*Exercise description*.
Check every line of the entries that follow, and copy the ones containing "Riaz".

┌─ Record extracts

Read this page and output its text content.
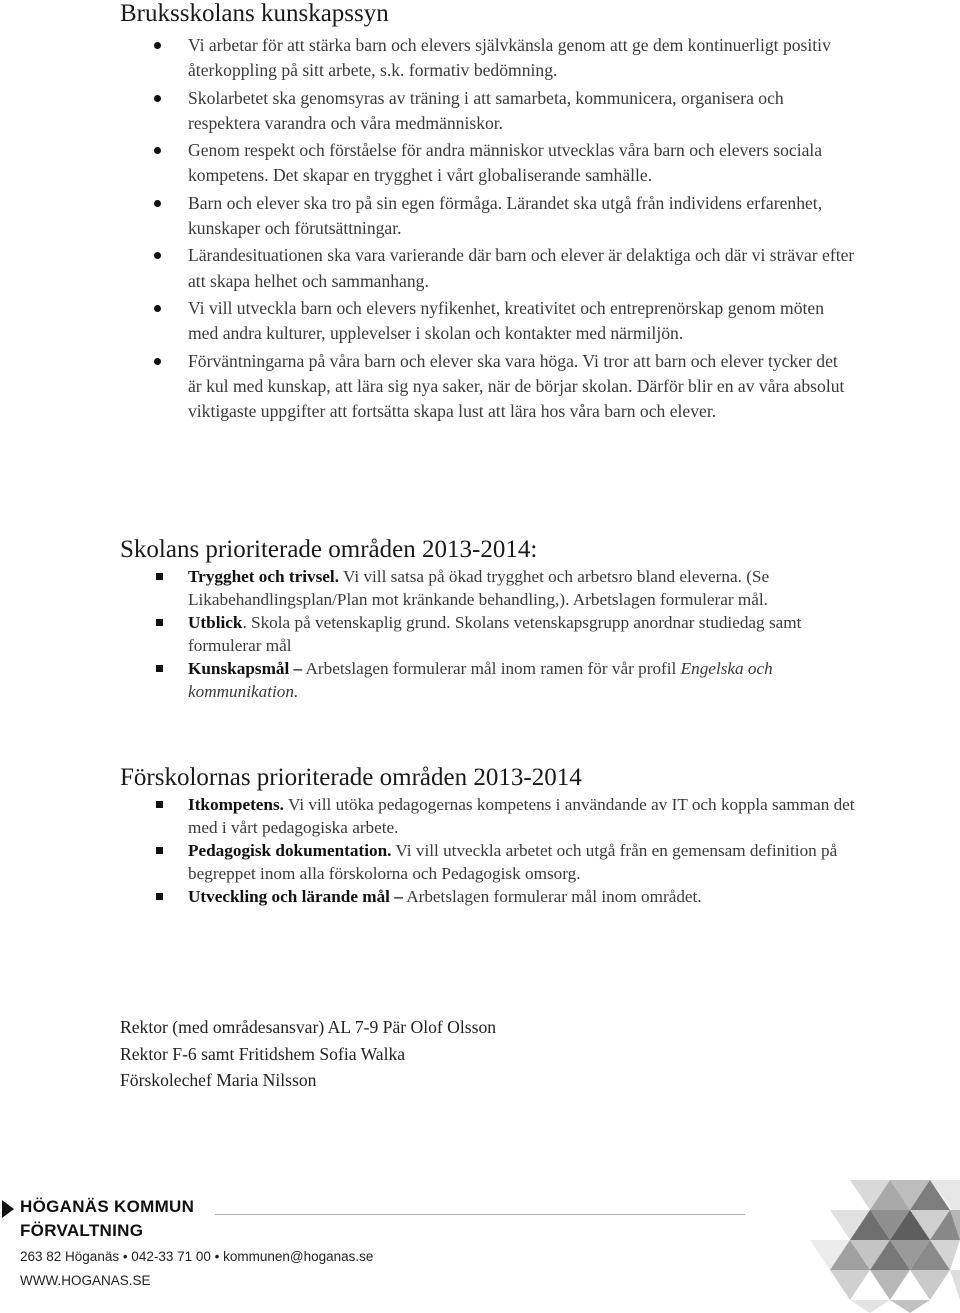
Bruksskolans kunskapssyn
Vi arbetar för att stärka barn och elevers självkänsla genom att ge dem kontinuerligt positiv återkoppling på sitt arbete, s.k. formativ bedömning.
Skolarbetet ska genomsyras av träning i att samarbeta, kommunicera, organisera och respektera varandra och våra medmänniskor.
Genom respekt och förståelse för andra människor utvecklas våra barn och elevers sociala kompetens. Det skapar en trygghet i vårt globaliserande samhälle.
Barn och elever ska tro på sin egen förmåga. Lärandet ska utgå från individens erfarenhet, kunskaper och förutsättningar.
Lärandesituationen ska vara varierande där barn och elever är delaktiga och där vi strävar efter att skapa helhet och sammanhang.
Vi vill utveckla barn och elevers nyfikenhet, kreativitet och entreprenörskap genom möten med andra kulturer, upplevelser i skolan och kontakter med närmiljön.
Förväntningarna på våra barn och elever ska vara höga. Vi tror att barn och elever tycker det är kul med kunskap, att lära sig nya saker, när de börjar skolan. Därför blir en av våra absolut viktigaste uppgifter att fortsätta skapa lust att lära hos våra barn och elever.
Skolans prioriterade områden 2013-2014:
Trygghet och trivsel. Vi vill satsa på ökad trygghet och arbetsro bland eleverna. (Se Likabehandlingsplan/Plan mot kränkande behandling,). Arbetslagen formulerar mål.
Utblick. Skola på vetenskaplig grund. Skolans vetenskapsgrupp anordnar studiedag samt formulerar mål
Kunskapsmål – Arbetslagen formulerar mål inom ramen för vår profil Engelska och kommunikation.
Förskolornas prioriterade områden 2013-2014
Itkompetens. Vi vill utöka pedagogernas kompetens i användande av IT och koppla samman det med i vårt pedagogiska arbete.
Pedagogisk dokumentation. Vi vill utveckla arbetet och utgå från en gemensam definition på begreppet inom alla förskolorna och Pedagogisk omsorg.
Utveckling och lärande mål – Arbetslagen formulerar mål inom området.
Rektor (med områdesansvar) AL 7-9 Pär Olof Olsson
Rektor F-6 samt Fritidshem Sofia Walka
Förskolechef Maria Nilsson
HÖGANÄS KOMMUN
FÖRVALTNING
263 82 Höganäs • 042-33 71 00 • kommunen@hoganas.se
WWW.HOGANAS.SE
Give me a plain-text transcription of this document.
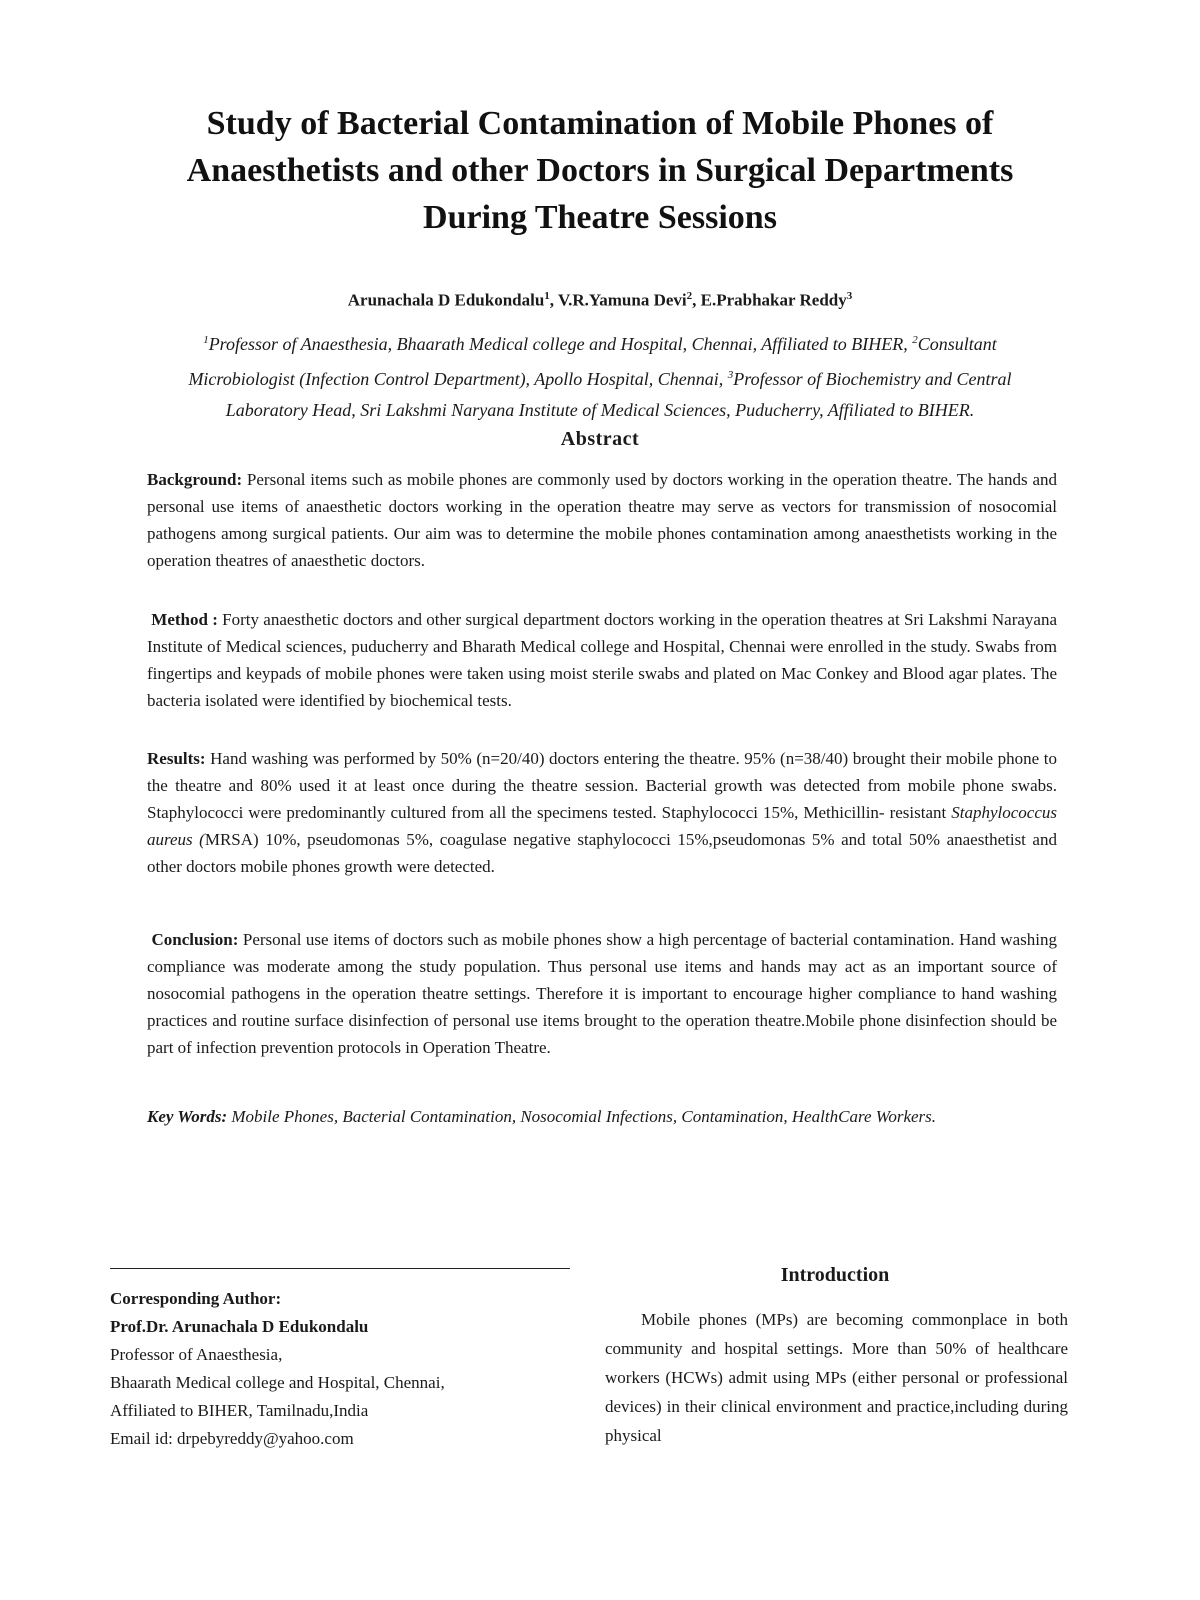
Study of Bacterial Contamination of Mobile Phones of
Anaesthetists and other Doctors in Surgical Departments
During Theatre Sessions
Arunachala D Edukondalu$^1$, V.R.Yamuna Devi$^2$, E.Prabhakar Reddy$^3$
$^1$Professor of Anaesthesia, Bhaarath Medical college and Hospital, Chennai, Affiliated to BIHER, $^2$Consultant
Microbiologist (Infection Control Department), Apollo Hospital, Chennai, $^3$Professor of Biochemistry and Central
Laboratory Head, Sri Lakshmi Naryana Institute of Medical Sciences, Puducherry, Affiliated to BIHER.
Abstract
Background: Personal items such as mobile phones are commonly used by doctors working in the operation theatre. The hands and personal use items of anaesthetic doctors working in the operation theatre may serve as vectors for transmission of nosocomial pathogens among surgical patients. Our aim was to determine the mobile phones contamination among anaesthetists working in the operation theatres of anaesthetic doctors.
Method : Forty anaesthetic doctors and other surgical department doctors working in the operation theatres at Sri Lakshmi Narayana Institute of Medical sciences, puducherry and Bharath Medical college and Hospital, Chennai were enrolled in the study. Swabs from fingertips and keypads of mobile phones were taken using moist sterile swabs and plated on Mac Conkey and Blood agar plates. The bacteria isolated were identified by biochemical tests.
Results: Hand washing was performed by 50% (n=20/40) doctors entering the theatre. 95% (n=38/40) brought their mobile phone to the theatre and 80% used it at least once during the theatre session. Bacterial growth was detected from mobile phone swabs. Staphylococci were predominantly cultured from all the specimens tested. Staphylococci 15%, Methicillin- resistant Staphylococcus aureus (MRSA) 10%, pseudomonas 5%, coagulase negative staphylococci 15%,pseudomonas 5% and total 50% anaesthetist and other doctors mobile phones growth were detected.
Conclusion: Personal use items of doctors such as mobile phones show a high percentage of bacterial contamination. Hand washing compliance was moderate among the study population. Thus personal use items and hands may act as an important source of nosocomial pathogens in the operation theatre settings. Therefore it is important to encourage higher compliance to hand washing practices and routine surface disinfection of personal use items brought to the operation theatre.Mobile phone disinfection should be part of infection prevention protocols in Operation Theatre.
Key Words: Mobile Phones, Bacterial Contamination, Nosocomial Infections, Contamination, HealthCare Workers.
Corresponding Author:
Prof.Dr. Arunachala D Edukondalu
Professor of Anaesthesia,
Bhaarath Medical college and Hospital, Chennai,
Affiliated to BIHER, Tamilnadu,India
Email id: drpebyreddy@yahoo.com
Introduction
Mobile phones (MPs) are becoming commonplace in both community and hospital settings. More than 50% of healthcare workers (HCWs) admit using MPs (either personal or professional devices) in their clinical environment and practice,including during physical
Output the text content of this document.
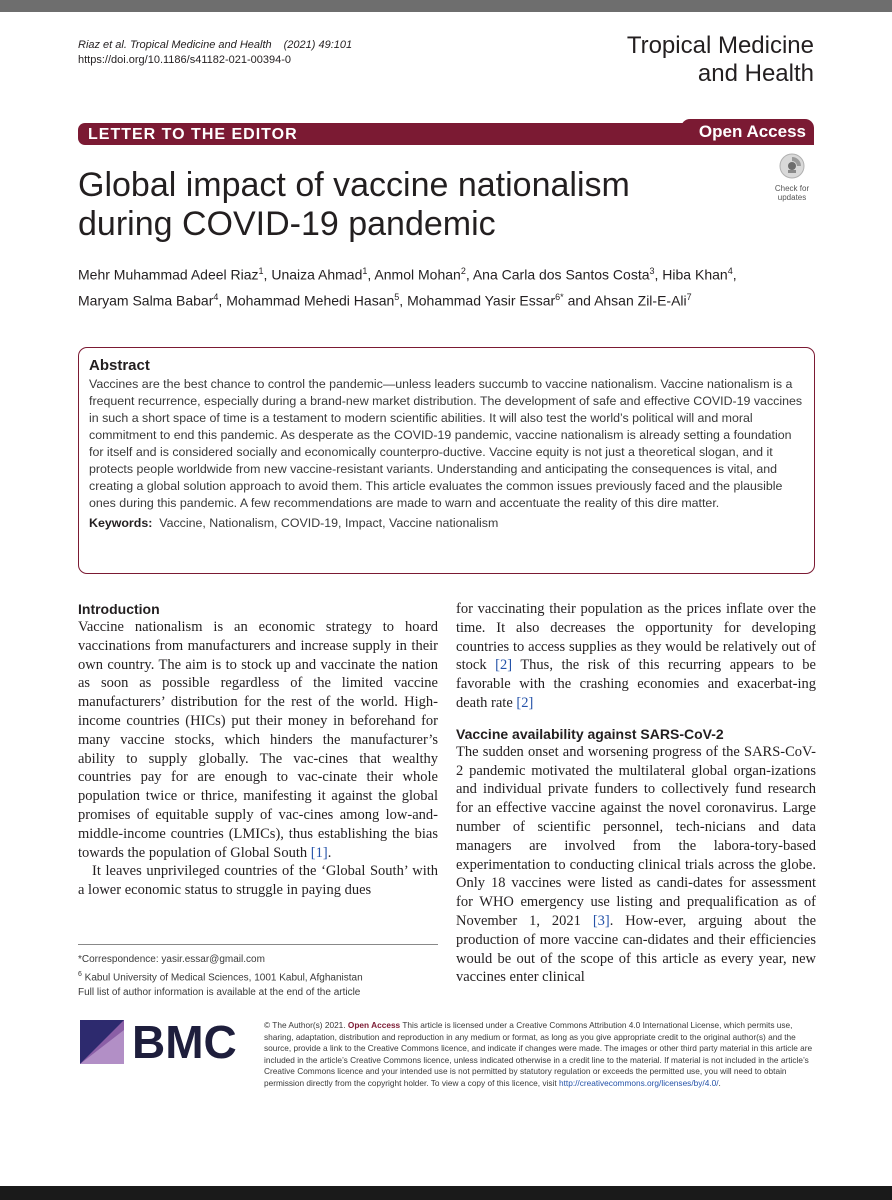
Riaz et al. Tropical Medicine and Health (2021) 49:101
https://doi.org/10.1186/s41182-021-00394-0
Tropical Medicine
and Health
LETTER TO THE EDITOR	Open Access
Check for
updates
Global impact of vaccine nationalism
during COVID-19 pandemic
Mehr Muhammad Adeel Riaz$^1$, Unaiza Ahmad$^1$, Anmol Mohan$^2$, Ana Carla dos Santos Costa$^3$, Hiba Khan$^4$,
Maryam Salma Babar$^4$, Mohammad Mehedi Hasan$^5$, Mohammad Yasir Essar$^{6*}$ and Ahsan Zil-E-Ali$^7$
Abstract

Vaccines are the best chance to control the pandemic—unless leaders succumb to vaccine nationalism. Vaccine nationalism is a frequent recurrence, especially during a brand-new market distribution. The development of safe and effective COVID-19 vaccines in such a short space of time is a testament to modern scientific abilities. It will also test the world’s political will and moral commitment to end this pandemic. As desperate as the COVID-19 pandemic, vaccine nationalism is already setting a foundation for itself and is considered socially and economically counterpro-ductive. Vaccine equity is not just a theoretical slogan, and it protects people worldwide from new vaccine-resistant variants. Understanding and anticipating the consequences is vital, and creating a global solution approach to avoid them. This article evaluates the common issues previously faced and the plausible ones during this pandemic. A few recommendations are made to warn and accentuate the reality of this dire matter.

Keywords: Vaccine, Nationalism, COVID-19, Impact, Vaccine nationalism
Introduction

Vaccine nationalism is an economic strategy to hoard vaccinations from manufacturers and increase supply in their own country. The aim is to stock up and vaccinate the nation as soon as possible regardless of the limited vaccine manufacturers’ distribution for the rest of the world. High-income countries (HICs) put their money in beforehand for many vaccine stocks, which hinders the manufacturer’s ability to supply globally. The vac-cines that wealthy countries pay for are enough to vac-cinate their whole population twice or thrice, manifesting it against the global promises of equitable supply of vac-cines among low-and-middle-income countries (LMICs), thus establishing the bias towards the population of Global South [1].

It leaves unprivileged countries of the ‘Global South’ with a lower economic status to struggle in paying dues

for vaccinating their population as the prices inflate over the time. It also decreases the opportunity for developing countries to access supplies as they would be relatively out of stock [2] Thus, the risk of this recurring appears to be favorable with the crashing economies and exacerbat-ing death rate [2]

Vaccine availability against SARS-CoV-2

The sudden onset and worsening progress of the SARS-CoV-2 pandemic motivated the multilateral global organ-izations and individual private funders to collectively fund research for an effective vaccine against the novel coronavirus. Large number of scientific personnel, tech-nicians and data managers are involved from the labora-tory-based experimentation to conducting clinical trials across the globe. Only 18 vaccines were listed as candi-dates for assessment for WHO emergency use listing and prequalification as of November 1, 2021 [3]. How-ever, arguing about the production of more vaccine can-didates and their efficiencies would be out of the scope of this article as every year, new vaccines enter clinical

*Correspondence: yasir.essar@gmail.com
$^6$ Kabul University of Medical Sciences, 1001 Kabul, Afghanistan
Full list of author information is available at the end of the article
BMC	© The Author(s) 2021. Open Access This article is licensed under a Creative Commons Attribution 4.0 International License, which permits use, sharing, adaptation, distribution and reproduction in any medium or format, as long as you give appropriate credit to the original author(s) and the source, provide a link to the Creative Commons licence, and indicate if changes were made. The images or other third party material in this article are included in the article’s Creative Commons licence, unless indicated otherwise in a credit line to the material. If material is not included in the article’s Creative Commons licence and your intended use is not permitted by statutory regulation or exceeds the permitted use, you will need to obtain permission directly from the copyright holder. To view a copy of this licence, visit http://creativecommons.org/licenses/by/4.0/.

└─

*Answer*.
Riaz et al. Tropical Medicine and Health (2021) 49:101
Mehr Muhammad Adeel Riaz$^1$, Unaiza Ahmad$^1$, Anmol Mohan$^2$, Ana Carla dos Santos Costa$^3$, Hiba Khan$^4$,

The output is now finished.